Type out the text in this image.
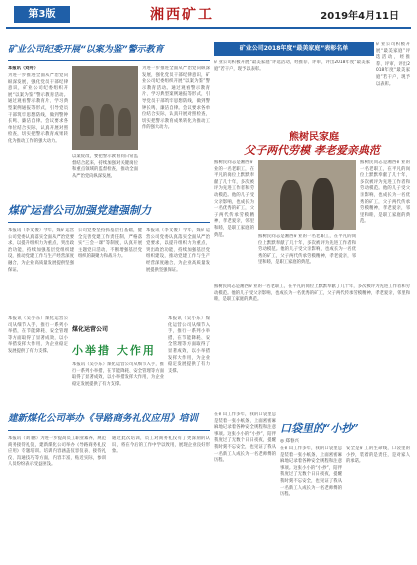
第3版	湘西矿工	2019年4月11日
矿业公司纪委开展“以案为鉴”警示教育
本报讯（刘舟）
为进一步推进全面从严治党向纵深发展，强化党员干部纪律意识，矿业公司纪委组织开展“以案为鉴”警示教育活动。通过观看警示教育片、学习典型案例通报等形式，引导党员干部筑牢思想防线，做到警钟长鸣、廉洁自律。会议要求各单位结合实际，认真开展对照检查，切实把警示教育成果转化为推动工作的强大动力。
以案促改，要把警示教育同日常监督结合起来，持续加强对关键岗位和重点领域的监督检查，推动全面从严治党向纵深发展。
为进一步推进全面从严治党向纵深发展，强化党员干部纪律意识，矿业公司纪委组织开展“以案为鉴”警示教育活动。通过观看警示教育片、学习典型案例通报等形式，引导党员干部筑牢思想防线，做到警钟长鸣、廉洁自律。会议要求各单位结合实际，认真开展对照检查，切实把警示教育成果转化为推动工作的强大动力。
矿业公司2018年度“最美家庭”表彰名单
矿业公司积极开展“最美家庭”评选活动，经推荐、评审，评出2018年度“最美家庭”若干户，现予以表彰。
矿业公司积极开展“最美家庭”评选活动，经推荐、评审，评出2018年度“最美家庭”若干户，现予以表彰。
熊树民家庭
父子两代劳模 孝老爱亲典范
熊树民同志是湘西矿业的一名老职工，在平凡的岗位上默默奉献了几十年，多次被评为先进工作者和劳动模范。他的儿子受父亲影响，也成长为一名优秀的矿工，父子两代传承劳模精神，孝老爱亲，邻里和睦，是职工家庭的典范。	熊树民同志是湘西矿业的一名老职工，在平凡的岗位上默默奉献了几十年，多次被评为先进工作者和劳动模范。他的儿子受父亲影响，也成长为一名优秀的矿工，父子两代传承劳模精神，孝老爱亲，邻里和睦，是职工家庭的典范。
熊树民同志是湘西矿业的一名老职工，在平凡的岗位上默默奉献了几十年，多次被评为先进工作者和劳动模范。他的儿子受父亲影响，也成长为一名优秀的矿工，父子两代传承劳模精神，孝老爱亲，邻里和睦，是职工家庭的典范。
煤矿运营公司加强党建强制力
本报讯（李文俊）今年，煤矿运营公司党委认真落实全面从严治党要求，以提升组织力为重点，突出政治功能，持续加强基层党组织建设，推动党建工作与生产经营深度融合，为企业高质量发展提供坚强保证。
公司党委坚持抓基层打基础，健全完善党建工作责任制，严格落实“三会一课”等制度，认真开展主题党日活动，不断增强基层党组织的凝聚力和战斗力。
本报讯（李文俊）今年，煤矿运营公司党委认真落实全面从严治党要求，以提升组织力为重点，突出政治功能，持续加强基层党组织建设，推动党建工作与生产经营深度融合，为企业高质量发展提供坚强保证。
本报讯（吴小东）煤化运营公司从细节入手，推行一系列小举措，在节能降耗、安全管理等方面取得了显著成效，以小举措发挥大作用，为企业稳定发展提供了有力支撑。
煤化运营公司
小举措 大作用
本报讯（吴小东）煤化运营公司从细节入手，推行一系列小举措，在节能降耗、安全管理等方面取得了显著成效，以小举措发挥大作用，为企业稳定发展提供了有力支撑。
本报讯（吴小东）煤化运营公司从细节入手，推行一系列小举措，在节能降耗、安全管理等方面取得了显著成效，以小举措发挥大作用，为企业稳定发展提供了有力支撑。
熊树民同志是湘西矿业的一名老职工，在平凡的岗位上默默奉献了几十年，多次被评为先进工作者和劳动模范。他的儿子受父亲影响，也成长为一名优秀的矿工，父子两代传承劳模精神，孝老爱亲，邻里和睦，是职工家庭的典范。
建新煤化公司举办《导路商务礼仪应用》培训
本报讯（刘 鹏）为进一步提高员工职业素养，规范商务接待礼仪，建新煤化公司举办《导路商务礼仪应用》专题培训。培训内容涵盖仪容仪表、接待礼仪、沟通技巧等方面，内容丰富，贴近实际，参训人员纷纷表示受益匪浅。
通过此次培训，员工对商务礼仪有了更深刻的认识，将在今后的工作中学以致用，展现企业良好形象。
在矿山工作多年，我的口袋里总是装着一张小纸条，上面密密麻麻地记录着各种安全规程和注意事项。这张小小的“小抄”，陪伴我度过了无数个日日夜夜，提醒我时刻不忘安全，也见证了我从一名新工人成长为一名老师傅的历程。
口袋里的“小抄”
◎ 郑春兴
在矿山工作多年，我的口袋里总是装着一张小纸条，上面密密麻麻地记录着各种安全规程和注意事项。这张小小的“小抄”，陪伴我度过了无数个日日夜夜，提醒我时刻不忘安全，也见证了我从一名新工人成长为一名老师傅的历程。
安全是矿工的生命线，口袋里的小抄，装着的是责任，是对家人的承诺。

Aim: Every line above should be returned word for word, with the pictures left behind.

Answer to the exercise:
Type out the text in this image.
第3版	湘西矿工	2019年4月11日
矿业公司纪委开展“以案为鉴”警示教育
本报讯（刘舟）
为进一步推进全面从严治党向纵深发展，强化党员干部纪律意识，矿业公司纪委组织开展“以案为鉴”警示教育活动。通过观看警示教育片、学习典型案例通报等形式，引导党员干部筑牢思想防线，做到警钟长鸣、廉洁自律。会议要求各单位结合实际，认真开展对照检查，切实把警示教育成果转化为推动工作的强大动力。
以案促改，要把警示教育同日常监督结合起来，持续加强对关键岗位和重点领域的监督检查，推动全面从严治党向纵深发展。
为进一步推进全面从严治党向纵深发展，强化党员干部纪律意识，矿业公司纪委组织开展“以案为鉴”警示教育活动。通过观看警示教育片、学习典型案例通报等形式，引导党员干部筑牢思想防线，做到警钟长鸣、廉洁自律。会议要求各单位结合实际，认真开展对照检查，切实把警示教育成果转化为推动工作的强大动力。
矿业公司2018年度“最美家庭”表彰名单
矿业公司积极开展“最美家庭”评选活动，经推荐、评审，评出2018年度“最美家庭”若干户，现予以表彰。
矿业公司积极开展“最美家庭”评选活动，经推荐、评审，评出2018年度“最美家庭”若干户，现予以表彰。
熊树民家庭
父子两代劳模 孝老爱亲典范
熊树民同志是湘西矿业的一名老职工，在平凡的岗位上默默奉献了几十年，多次被评为先进工作者和劳动模范。他的儿子受父亲影响，也成长为一名优秀的矿工，父子两代传承劳模精神，孝老爱亲，邻里和睦，是职工家庭的典范。	熊树民同志是湘西矿业的一名老职工，在平凡的岗位上默默奉献了几十年，多次被评为先进工作者和劳动模范。他的儿子受父亲影响，也成长为一名优秀的矿工，父子两代传承劳模精神，孝老爱亲，邻里和睦，是职工家庭的典范。
熊树民同志是湘西矿业的一名老职工，在平凡的岗位上默默奉献了几十年，多次被评为先进工作者和劳动模范。他的儿子受父亲影响，也成长为一名优秀的矿工，父子两代传承劳模精神，孝老爱亲，邻里和睦，是职工家庭的典范。
煤矿运营公司加强党建强制力
本报讯（李文俊）今年，煤矿运营公司党委认真落实全面从严治党要求，以提升组织力为重点，突出政治功能，持续加强基层党组织建设，推动党建工作与生产经营深度融合，为企业高质量发展提供坚强保证。
公司党委坚持抓基层打基础，健全完善党建工作责任制，严格落实“三会一课”等制度，认真开展主题党日活动，不断增强基层党组织的凝聚力和战斗力。
本报讯（李文俊）今年，煤矿运营公司党委认真落实全面从严治党要求，以提升组织力为重点，突出政治功能，持续加强基层党组织建设，推动党建工作与生产经营深度融合，为企业高质量发展提供坚强保证。
本报讯（吴小东）煤化运营公司从细节入手，推行一系列小举措，在节能降耗、安全管理等方面取得了显著成效，以小举措发挥大作用，为企业稳定发展提供了有力支撑。
煤化运营公司
小举措 大作用
本报讯（吴小东）煤化运营公司从细节入手，推行一系列小举措，在节能降耗、安全管理等方面取得了显著成效，以小举措发挥大作用，为企业稳定发展提供了有力支撑。
本报讯（吴小东）煤化运营公司从细节入手，推行一系列小举措，在节能降耗、安全管理等方面取得了显著成效，以小举措发挥大作用，为企业稳定发展提供了有力支撑。
熊树民同志是湘西矿业的一名老职工，在平凡的岗位上默默奉献了几十年，多次被评为先进工作者和劳动模范。他的儿子受父亲影响，也成长为一名优秀的矿工，父子两代传承劳模精神，孝老爱亲，邻里和睦，是职工家庭的典范。
建新煤化公司举办《导路商务礼仪应用》培训
本报讯（刘 鹏）为进一步提高员工职业素养，规范商务接待礼仪，建新煤化公司举办《导路商务礼仪应用》专题培训。培训内容涵盖仪容仪表、接待礼仪、沟通技巧等方面，内容丰富，贴近实际，参训人员纷纷表示受益匪浅。
通过此次培训，员工对商务礼仪有了更深刻的认识，将在今后的工作中学以致用，展现企业良好形象。
在矿山工作多年，我的口袋里总是装着一张小纸条，上面密密麻麻地记录着各种安全规程和注意事项。这张小小的“小抄”，陪伴我度过了无数个日日夜夜，提醒我时刻不忘安全，也见证了我从一名新工人成长为一名老师傅的历程。
口袋里的“小抄”
◎ 郑春兴
在矿山工作多年，我的口袋里总是装着一张小纸条，上面密密麻麻地记录着各种安全规程和注意事项。这张小小的“小抄”，陪伴我度过了无数个日日夜夜，提醒我时刻不忘安全，也见证了我从一名新工人成长为一名老师傅的历程。
安全是矿工的生命线，口袋里的小抄，装着的是责任，是对家人的承诺。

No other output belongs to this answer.